**Instructions to follow:** Scan the data that follows and count the lines with the string "name"; answer with the count alone.

**Task input:**
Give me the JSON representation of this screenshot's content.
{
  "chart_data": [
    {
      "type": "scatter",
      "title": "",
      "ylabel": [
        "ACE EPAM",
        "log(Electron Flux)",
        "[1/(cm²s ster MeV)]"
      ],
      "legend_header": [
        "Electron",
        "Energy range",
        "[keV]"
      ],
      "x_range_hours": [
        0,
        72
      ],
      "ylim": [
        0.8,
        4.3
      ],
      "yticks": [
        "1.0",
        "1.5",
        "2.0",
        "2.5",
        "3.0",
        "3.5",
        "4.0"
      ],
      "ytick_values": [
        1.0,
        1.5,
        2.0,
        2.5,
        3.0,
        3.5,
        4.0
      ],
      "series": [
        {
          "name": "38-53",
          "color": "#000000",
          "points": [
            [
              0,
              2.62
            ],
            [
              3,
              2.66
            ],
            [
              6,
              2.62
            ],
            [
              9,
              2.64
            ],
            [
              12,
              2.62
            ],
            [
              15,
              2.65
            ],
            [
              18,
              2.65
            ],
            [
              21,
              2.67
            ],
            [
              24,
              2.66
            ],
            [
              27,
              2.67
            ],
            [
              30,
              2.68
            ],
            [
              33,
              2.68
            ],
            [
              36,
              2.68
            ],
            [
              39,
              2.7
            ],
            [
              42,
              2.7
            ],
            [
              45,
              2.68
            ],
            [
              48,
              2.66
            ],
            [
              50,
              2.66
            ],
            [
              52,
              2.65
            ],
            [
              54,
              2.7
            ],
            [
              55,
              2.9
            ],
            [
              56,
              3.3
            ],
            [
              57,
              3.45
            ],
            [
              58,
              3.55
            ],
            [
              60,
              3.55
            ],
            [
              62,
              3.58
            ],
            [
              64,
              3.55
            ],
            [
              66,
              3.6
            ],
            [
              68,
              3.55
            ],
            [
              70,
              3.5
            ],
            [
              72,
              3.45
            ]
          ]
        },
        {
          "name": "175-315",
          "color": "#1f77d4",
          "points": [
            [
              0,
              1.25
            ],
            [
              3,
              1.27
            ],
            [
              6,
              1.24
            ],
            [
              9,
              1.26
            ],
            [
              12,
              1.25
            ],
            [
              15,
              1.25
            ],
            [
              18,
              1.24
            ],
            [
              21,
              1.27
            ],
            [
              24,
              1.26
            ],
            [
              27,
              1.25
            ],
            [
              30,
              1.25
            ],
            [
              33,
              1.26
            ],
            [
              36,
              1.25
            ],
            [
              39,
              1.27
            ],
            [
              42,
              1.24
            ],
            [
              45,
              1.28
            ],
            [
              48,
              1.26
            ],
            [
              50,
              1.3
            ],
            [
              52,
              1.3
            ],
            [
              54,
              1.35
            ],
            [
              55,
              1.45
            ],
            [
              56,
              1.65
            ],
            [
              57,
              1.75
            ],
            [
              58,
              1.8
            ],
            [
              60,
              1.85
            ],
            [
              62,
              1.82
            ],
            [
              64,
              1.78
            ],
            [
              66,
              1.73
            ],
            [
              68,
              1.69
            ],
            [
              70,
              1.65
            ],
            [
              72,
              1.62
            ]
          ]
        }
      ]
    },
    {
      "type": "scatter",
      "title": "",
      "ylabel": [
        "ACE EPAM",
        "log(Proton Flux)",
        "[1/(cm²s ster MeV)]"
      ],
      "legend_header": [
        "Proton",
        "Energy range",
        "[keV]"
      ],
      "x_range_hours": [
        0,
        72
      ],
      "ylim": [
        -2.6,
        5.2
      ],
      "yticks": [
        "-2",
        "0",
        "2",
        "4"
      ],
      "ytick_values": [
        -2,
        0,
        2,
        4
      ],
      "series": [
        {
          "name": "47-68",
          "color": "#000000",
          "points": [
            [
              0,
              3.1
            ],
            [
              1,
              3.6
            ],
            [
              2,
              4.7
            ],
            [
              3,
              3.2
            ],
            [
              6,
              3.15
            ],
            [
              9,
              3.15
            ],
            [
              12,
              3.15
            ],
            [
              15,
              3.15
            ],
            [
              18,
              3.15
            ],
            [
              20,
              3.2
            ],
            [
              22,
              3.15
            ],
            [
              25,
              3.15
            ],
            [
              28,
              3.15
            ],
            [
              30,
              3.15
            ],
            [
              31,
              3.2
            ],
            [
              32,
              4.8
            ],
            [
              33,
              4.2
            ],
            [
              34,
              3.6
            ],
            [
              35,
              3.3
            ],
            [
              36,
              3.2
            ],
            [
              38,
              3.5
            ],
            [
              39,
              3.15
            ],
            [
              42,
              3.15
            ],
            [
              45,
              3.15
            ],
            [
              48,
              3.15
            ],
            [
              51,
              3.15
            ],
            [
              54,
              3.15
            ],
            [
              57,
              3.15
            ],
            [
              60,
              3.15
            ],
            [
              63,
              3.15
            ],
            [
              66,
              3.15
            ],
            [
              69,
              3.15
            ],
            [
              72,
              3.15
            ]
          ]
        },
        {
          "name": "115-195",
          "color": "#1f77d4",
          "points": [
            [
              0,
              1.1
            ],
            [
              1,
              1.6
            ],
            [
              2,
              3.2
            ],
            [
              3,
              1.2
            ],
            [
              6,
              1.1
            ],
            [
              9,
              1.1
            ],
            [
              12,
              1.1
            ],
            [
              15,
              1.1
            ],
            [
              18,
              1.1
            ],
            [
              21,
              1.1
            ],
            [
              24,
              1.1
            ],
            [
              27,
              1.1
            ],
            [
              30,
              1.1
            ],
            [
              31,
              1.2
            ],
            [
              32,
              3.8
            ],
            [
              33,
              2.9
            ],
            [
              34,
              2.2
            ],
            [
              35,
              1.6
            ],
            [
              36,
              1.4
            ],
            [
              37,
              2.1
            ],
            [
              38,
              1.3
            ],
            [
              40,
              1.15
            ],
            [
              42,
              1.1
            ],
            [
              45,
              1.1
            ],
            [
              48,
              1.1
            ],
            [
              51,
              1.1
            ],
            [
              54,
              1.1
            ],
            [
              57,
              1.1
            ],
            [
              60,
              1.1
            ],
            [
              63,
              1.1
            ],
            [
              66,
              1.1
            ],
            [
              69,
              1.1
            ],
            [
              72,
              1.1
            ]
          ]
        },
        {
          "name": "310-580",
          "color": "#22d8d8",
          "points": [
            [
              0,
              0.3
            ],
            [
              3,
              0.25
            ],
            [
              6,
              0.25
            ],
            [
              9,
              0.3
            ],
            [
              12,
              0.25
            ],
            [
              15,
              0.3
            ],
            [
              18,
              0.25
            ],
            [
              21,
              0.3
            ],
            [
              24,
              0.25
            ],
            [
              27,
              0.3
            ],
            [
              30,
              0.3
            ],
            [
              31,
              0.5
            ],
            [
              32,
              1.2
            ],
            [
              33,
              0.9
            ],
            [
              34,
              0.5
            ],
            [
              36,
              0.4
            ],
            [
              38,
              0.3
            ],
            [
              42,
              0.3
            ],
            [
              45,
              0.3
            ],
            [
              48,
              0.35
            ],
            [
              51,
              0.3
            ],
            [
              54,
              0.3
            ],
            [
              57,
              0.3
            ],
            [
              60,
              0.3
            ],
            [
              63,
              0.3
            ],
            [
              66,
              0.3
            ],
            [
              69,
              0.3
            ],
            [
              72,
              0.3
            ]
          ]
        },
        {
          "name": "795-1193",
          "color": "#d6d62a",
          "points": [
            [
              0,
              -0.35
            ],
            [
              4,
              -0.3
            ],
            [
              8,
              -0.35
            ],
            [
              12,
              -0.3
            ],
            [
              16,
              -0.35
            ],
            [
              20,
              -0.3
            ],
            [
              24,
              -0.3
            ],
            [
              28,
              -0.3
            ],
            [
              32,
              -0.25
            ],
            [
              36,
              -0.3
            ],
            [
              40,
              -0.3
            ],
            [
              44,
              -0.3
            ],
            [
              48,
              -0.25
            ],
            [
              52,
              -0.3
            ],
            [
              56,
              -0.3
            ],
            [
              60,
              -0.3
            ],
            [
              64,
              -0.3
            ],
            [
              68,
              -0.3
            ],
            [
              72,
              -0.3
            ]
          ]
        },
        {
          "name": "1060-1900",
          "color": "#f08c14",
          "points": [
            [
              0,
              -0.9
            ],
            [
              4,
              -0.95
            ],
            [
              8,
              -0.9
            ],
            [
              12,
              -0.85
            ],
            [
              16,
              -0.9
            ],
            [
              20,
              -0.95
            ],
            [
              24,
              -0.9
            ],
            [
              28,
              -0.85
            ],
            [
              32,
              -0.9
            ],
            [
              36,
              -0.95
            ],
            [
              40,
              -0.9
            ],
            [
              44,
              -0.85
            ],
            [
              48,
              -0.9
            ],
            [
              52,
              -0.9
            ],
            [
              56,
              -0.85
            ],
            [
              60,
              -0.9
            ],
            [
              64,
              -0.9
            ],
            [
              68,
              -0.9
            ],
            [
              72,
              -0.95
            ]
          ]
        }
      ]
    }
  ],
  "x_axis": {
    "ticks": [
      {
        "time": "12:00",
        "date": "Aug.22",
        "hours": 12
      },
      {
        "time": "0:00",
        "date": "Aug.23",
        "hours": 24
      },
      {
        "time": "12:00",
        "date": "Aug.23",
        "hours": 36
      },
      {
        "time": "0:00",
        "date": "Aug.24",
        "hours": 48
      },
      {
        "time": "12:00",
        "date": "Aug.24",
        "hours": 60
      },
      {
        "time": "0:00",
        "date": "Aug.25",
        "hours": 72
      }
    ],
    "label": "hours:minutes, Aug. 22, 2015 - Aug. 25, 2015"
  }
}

**Output below:** 7